## What needs to be done
Below is some material; transcribe all of it exactly.
BEGIN
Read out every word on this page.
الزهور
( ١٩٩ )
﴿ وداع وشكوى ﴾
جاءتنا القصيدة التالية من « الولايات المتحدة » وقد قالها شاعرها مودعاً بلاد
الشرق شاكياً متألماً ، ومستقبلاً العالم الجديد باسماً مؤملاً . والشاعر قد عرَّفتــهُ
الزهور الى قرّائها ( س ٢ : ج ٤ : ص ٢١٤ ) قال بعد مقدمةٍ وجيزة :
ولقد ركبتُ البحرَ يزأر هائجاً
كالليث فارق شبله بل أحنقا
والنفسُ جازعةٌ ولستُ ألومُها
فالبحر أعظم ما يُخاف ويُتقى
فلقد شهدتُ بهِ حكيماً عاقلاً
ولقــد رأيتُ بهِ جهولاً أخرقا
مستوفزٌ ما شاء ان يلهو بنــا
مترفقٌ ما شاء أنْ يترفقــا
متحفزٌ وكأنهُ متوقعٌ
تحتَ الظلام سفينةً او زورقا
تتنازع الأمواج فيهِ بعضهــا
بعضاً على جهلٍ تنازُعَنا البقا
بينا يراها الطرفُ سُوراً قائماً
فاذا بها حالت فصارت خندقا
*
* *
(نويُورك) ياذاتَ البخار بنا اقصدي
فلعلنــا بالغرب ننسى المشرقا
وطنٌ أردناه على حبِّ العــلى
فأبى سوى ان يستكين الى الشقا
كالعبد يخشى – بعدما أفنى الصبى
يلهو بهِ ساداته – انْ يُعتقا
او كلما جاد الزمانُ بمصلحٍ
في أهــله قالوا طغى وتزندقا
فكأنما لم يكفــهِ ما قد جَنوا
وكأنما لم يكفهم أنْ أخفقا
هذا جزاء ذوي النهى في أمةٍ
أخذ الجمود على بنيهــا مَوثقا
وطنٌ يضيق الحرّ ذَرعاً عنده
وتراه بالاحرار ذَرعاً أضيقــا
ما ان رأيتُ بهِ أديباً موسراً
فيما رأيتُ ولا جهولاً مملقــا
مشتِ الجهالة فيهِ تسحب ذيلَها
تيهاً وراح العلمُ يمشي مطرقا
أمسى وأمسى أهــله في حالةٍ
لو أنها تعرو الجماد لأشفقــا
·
END
## Written solution
Read out every word on this page.
الزهور
( ١٩٩ )
﴿ وداع وشكوى ﴾
جاءتنا القصيدة التالية من « الولايات المتحدة » وقد قالها شاعرها مودعاً بلاد
الشرق شاكياً متألماً ، ومستقبلاً العالم الجديد باسماً مؤملاً . والشاعر قد عرَّفتــهُ
الزهور الى قرّائها ( س ٢ : ج ٤ : ص ٢١٤ ) قال بعد مقدمةٍ وجيزة :
ولقد ركبتُ البحرَ يزأر هائجاً
كالليث فارق شبله بل أحنقا
والنفسُ جازعةٌ ولستُ ألومُها
فالبحر أعظم ما يُخاف ويُتقى
فلقد شهدتُ بهِ حكيماً عاقلاً
ولقــد رأيتُ بهِ جهولاً أخرقا
مستوفزٌ ما شاء ان يلهو بنــا
مترفقٌ ما شاء أنْ يترفقــا
متحفزٌ وكأنهُ متوقعٌ
تحتَ الظلام سفينةً او زورقا
تتنازع الأمواج فيهِ بعضهــا
بعضاً على جهلٍ تنازُعَنا البقا
بينا يراها الطرفُ سُوراً قائماً
فاذا بها حالت فصارت خندقا
*
* *
(نويُورك) ياذاتَ البخار بنا اقصدي
فلعلنــا بالغرب ننسى المشرقا
وطنٌ أردناه على حبِّ العــلى
فأبى سوى ان يستكين الى الشقا
كالعبد يخشى – بعدما أفنى الصبى
يلهو بهِ ساداته – انْ يُعتقا
او كلما جاد الزمانُ بمصلحٍ
في أهــله قالوا طغى وتزندقا
فكأنما لم يكفــهِ ما قد جَنوا
وكأنما لم يكفهم أنْ أخفقا
هذا جزاء ذوي النهى في أمةٍ
أخذ الجمود على بنيهــا مَوثقا
وطنٌ يضيق الحرّ ذَرعاً عنده
وتراه بالاحرار ذَرعاً أضيقــا
ما ان رأيتُ بهِ أديباً موسراً
فيما رأيتُ ولا جهولاً مملقــا
مشتِ الجهالة فيهِ تسحب ذيلَها
تيهاً وراح العلمُ يمشي مطرقا
أمسى وأمسى أهــله في حالةٍ
لو أنها تعرو الجماد لأشفقــا
·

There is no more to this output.